[Directions]: Locate every line in the material below that has the word "Incarceration". Copy each of those lines.
++++ Records for this task ++++
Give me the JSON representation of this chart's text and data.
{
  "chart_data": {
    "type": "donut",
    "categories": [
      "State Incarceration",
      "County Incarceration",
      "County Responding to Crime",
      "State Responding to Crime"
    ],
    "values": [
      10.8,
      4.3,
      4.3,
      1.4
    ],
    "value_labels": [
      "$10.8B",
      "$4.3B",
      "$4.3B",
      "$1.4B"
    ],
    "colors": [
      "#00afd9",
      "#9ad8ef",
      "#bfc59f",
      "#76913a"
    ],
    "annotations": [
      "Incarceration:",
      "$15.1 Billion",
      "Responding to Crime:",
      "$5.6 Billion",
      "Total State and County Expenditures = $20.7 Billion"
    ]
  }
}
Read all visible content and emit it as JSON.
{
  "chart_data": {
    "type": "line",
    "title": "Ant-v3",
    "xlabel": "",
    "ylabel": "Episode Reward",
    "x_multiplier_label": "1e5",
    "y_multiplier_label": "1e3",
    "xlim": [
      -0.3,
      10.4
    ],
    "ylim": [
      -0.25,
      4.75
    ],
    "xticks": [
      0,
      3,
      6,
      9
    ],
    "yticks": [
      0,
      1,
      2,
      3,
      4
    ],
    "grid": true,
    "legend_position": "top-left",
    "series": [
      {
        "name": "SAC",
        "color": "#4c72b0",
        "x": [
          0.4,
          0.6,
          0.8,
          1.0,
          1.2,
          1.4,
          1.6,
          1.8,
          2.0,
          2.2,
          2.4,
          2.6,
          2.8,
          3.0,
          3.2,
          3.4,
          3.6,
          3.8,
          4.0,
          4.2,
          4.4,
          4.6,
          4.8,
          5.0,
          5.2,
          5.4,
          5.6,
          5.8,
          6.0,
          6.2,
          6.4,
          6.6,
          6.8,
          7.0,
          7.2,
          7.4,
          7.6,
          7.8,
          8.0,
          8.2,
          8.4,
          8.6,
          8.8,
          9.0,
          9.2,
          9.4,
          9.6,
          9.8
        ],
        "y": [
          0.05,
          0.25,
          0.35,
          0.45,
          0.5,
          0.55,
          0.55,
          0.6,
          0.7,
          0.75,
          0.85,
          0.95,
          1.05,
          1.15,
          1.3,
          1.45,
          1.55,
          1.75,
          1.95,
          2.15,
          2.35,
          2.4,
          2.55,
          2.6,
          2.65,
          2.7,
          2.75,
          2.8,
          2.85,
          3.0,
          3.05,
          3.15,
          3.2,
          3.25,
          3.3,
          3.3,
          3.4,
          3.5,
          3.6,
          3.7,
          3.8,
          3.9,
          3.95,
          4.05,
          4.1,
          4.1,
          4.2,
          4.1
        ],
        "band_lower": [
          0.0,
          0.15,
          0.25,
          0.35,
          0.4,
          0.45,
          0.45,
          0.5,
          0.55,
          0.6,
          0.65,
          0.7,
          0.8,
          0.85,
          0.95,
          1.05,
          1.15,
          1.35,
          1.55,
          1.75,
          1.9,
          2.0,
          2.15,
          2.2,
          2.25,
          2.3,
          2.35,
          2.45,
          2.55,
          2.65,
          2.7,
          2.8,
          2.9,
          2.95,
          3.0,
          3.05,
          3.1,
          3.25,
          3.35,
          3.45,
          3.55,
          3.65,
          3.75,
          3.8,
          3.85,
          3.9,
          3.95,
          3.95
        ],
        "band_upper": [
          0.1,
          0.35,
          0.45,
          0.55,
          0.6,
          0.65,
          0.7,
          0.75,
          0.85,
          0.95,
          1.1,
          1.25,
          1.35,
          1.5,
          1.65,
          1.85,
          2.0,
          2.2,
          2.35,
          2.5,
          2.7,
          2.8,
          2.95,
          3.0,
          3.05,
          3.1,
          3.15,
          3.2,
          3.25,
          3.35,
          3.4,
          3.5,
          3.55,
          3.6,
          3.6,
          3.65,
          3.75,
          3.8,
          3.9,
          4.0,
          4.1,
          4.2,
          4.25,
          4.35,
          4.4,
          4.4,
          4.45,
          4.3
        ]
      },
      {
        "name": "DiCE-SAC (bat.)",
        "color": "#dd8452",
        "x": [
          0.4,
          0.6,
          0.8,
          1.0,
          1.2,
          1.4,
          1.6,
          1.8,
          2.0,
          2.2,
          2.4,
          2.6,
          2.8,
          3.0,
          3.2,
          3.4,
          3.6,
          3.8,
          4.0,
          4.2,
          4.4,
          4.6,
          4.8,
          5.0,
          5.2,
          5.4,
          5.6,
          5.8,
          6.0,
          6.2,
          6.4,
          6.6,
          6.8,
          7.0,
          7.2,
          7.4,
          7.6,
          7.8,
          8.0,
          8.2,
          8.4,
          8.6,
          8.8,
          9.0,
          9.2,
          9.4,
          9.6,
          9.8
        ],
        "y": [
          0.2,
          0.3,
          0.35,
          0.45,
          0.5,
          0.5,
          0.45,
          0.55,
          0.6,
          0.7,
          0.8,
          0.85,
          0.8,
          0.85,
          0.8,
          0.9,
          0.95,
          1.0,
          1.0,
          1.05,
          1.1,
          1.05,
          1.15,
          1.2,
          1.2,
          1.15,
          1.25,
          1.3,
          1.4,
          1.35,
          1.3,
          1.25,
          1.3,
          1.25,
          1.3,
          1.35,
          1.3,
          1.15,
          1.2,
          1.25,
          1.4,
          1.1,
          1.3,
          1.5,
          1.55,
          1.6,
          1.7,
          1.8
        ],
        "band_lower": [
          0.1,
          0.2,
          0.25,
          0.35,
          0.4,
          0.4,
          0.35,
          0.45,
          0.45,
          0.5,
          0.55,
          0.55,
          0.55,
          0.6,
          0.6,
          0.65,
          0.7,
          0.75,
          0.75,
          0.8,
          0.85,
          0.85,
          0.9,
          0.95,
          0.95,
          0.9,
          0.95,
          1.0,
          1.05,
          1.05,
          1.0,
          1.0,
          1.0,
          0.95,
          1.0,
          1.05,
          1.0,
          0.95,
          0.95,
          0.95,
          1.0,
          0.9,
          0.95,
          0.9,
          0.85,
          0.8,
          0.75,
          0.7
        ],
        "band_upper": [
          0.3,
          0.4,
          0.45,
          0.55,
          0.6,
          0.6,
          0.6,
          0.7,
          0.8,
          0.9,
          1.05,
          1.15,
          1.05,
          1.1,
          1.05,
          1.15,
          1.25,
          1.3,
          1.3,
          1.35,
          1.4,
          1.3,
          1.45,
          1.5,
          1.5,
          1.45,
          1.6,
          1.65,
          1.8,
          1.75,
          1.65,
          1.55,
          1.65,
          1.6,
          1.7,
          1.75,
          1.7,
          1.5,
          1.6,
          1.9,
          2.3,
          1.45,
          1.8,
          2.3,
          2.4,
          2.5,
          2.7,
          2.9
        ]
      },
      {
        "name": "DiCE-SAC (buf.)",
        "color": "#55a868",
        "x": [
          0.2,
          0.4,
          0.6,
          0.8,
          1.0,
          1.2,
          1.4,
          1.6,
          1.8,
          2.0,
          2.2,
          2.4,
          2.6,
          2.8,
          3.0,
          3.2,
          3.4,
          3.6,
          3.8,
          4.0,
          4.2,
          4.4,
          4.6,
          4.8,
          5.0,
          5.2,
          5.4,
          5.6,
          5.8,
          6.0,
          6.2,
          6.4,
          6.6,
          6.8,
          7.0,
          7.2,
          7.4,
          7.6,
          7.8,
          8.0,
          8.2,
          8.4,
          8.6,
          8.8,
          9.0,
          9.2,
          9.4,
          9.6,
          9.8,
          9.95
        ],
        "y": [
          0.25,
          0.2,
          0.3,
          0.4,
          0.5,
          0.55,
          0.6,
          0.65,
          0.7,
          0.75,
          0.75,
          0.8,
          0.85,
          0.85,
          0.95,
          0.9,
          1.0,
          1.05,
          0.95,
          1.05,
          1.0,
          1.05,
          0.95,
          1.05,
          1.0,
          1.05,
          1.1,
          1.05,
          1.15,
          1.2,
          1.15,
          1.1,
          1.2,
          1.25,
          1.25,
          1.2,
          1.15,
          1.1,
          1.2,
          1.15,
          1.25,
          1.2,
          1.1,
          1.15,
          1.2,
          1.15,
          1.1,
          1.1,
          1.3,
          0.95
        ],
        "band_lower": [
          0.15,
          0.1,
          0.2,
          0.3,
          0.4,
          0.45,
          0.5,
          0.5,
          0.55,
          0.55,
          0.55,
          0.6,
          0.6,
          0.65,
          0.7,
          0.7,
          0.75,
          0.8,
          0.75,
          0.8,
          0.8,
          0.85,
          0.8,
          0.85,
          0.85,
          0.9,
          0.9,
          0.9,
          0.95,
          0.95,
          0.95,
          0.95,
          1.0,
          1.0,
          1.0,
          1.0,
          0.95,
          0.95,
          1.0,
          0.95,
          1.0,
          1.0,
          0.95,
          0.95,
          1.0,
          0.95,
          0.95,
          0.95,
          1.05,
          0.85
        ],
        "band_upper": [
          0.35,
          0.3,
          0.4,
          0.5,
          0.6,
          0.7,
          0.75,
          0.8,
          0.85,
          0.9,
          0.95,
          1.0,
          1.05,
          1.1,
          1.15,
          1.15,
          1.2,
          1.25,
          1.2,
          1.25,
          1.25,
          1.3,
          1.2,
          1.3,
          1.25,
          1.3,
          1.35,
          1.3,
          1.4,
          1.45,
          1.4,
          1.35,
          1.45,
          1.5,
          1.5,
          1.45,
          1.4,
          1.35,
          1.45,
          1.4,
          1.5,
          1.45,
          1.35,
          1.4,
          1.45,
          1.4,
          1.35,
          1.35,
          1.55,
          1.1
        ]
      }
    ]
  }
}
++++
[Written response]:
      "State Incarceration",
      "County Incarceration",
      "Incarceration:",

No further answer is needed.